- **DATA LINES**:
[START]
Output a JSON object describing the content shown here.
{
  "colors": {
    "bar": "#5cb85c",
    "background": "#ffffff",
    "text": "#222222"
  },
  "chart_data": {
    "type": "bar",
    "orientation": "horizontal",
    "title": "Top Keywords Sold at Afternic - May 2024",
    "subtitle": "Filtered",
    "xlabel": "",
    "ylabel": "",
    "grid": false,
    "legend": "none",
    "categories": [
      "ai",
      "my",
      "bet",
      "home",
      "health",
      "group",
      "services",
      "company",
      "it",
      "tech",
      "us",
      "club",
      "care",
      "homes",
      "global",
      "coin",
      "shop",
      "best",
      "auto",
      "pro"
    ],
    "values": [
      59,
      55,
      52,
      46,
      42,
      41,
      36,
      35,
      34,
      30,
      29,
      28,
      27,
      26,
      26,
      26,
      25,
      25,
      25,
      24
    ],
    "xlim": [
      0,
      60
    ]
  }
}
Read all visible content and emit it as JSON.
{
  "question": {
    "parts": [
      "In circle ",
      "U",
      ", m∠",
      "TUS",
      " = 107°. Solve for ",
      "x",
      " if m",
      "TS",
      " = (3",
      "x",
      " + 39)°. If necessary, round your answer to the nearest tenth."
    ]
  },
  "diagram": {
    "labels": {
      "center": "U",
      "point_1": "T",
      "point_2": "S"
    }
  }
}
[END]
- **WRITTEN EXERCISE**: Copy out every line from the records that has the word "JSON".

- **EXERCISE OUTPUT**:
Output a JSON object describing the content shown here.
Read all visible content and emit it as JSON.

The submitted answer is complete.